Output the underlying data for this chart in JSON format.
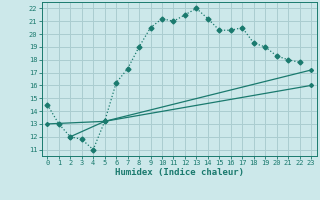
{
  "title": "",
  "xlabel": "Humidex (Indice chaleur)",
  "bg_color": "#cce8ea",
  "grid_color": "#aacdd0",
  "line_color": "#1a7a6e",
  "xlim": [
    -0.5,
    23.5
  ],
  "ylim": [
    10.5,
    22.5
  ],
  "xticks": [
    0,
    1,
    2,
    3,
    4,
    5,
    6,
    7,
    8,
    9,
    10,
    11,
    12,
    13,
    14,
    15,
    16,
    17,
    18,
    19,
    20,
    21,
    22,
    23
  ],
  "yticks": [
    11,
    12,
    13,
    14,
    15,
    16,
    17,
    18,
    19,
    20,
    21,
    22
  ],
  "curve1_x": [
    0,
    1,
    2,
    3,
    4,
    5,
    6,
    7,
    8,
    9,
    10,
    11,
    12,
    13,
    14,
    15,
    16,
    17,
    18,
    19,
    20,
    21,
    22
  ],
  "curve1_y": [
    14.5,
    13.0,
    12.0,
    11.8,
    11.0,
    13.2,
    16.2,
    17.3,
    19.0,
    20.5,
    21.2,
    21.0,
    21.5,
    22.0,
    21.2,
    20.3,
    20.3,
    20.5,
    19.3,
    19.0,
    18.3,
    18.0,
    17.8
  ],
  "line2_x": [
    0,
    5,
    23
  ],
  "line2_y": [
    13.0,
    13.2,
    17.2
  ],
  "line3_x": [
    2,
    5,
    23
  ],
  "line3_y": [
    12.0,
    13.2,
    16.0
  ],
  "xlabel_fontsize": 6.5,
  "tick_fontsize": 5.0
}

------

_WORK REQUIRED:_ Output the lines above in full and exactly as given, omitting any pictures.

_RESPONSE TO THE TASK:_
Output the underlying data for this chart in JSON format.
{
  "title": "",
  "xlabel": "Humidex (Indice chaleur)",
  "bg_color": "#cce8ea",
  "grid_color": "#aacdd0",
  "line_color": "#1a7a6e",
  "xlim": [
    -0.5,
    23.5
  ],
  "ylim": [
    10.5,
    22.5
  ],
  "xticks": [
    0,
    1,
    2,
    3,
    4,
    5,
    6,
    7,
    8,
    9,
    10,
    11,
    12,
    13,
    14,
    15,
    16,
    17,
    18,
    19,
    20,
    21,
    22,
    23
  ],
  "yticks": [
    11,
    12,
    13,
    14,
    15,
    16,
    17,
    18,
    19,
    20,
    21,
    22
  ],
  "curve1_x": [
    0,
    1,
    2,
    3,
    4,
    5,
    6,
    7,
    8,
    9,
    10,
    11,
    12,
    13,
    14,
    15,
    16,
    17,
    18,
    19,
    20,
    21,
    22
  ],
  "curve1_y": [
    14.5,
    13.0,
    12.0,
    11.8,
    11.0,
    13.2,
    16.2,
    17.3,
    19.0,
    20.5,
    21.2,
    21.0,
    21.5,
    22.0,
    21.2,
    20.3,
    20.3,
    20.5,
    19.3,
    19.0,
    18.3,
    18.0,
    17.8
  ],
  "line2_x": [
    0,
    5,
    23
  ],
  "line2_y": [
    13.0,
    13.2,
    17.2
  ],
  "line3_x": [
    2,
    5,
    23
  ],
  "line3_y": [
    12.0,
    13.2,
    16.0
  ],
  "xlabel_fontsize": 6.5,
  "tick_fontsize": 5.0
}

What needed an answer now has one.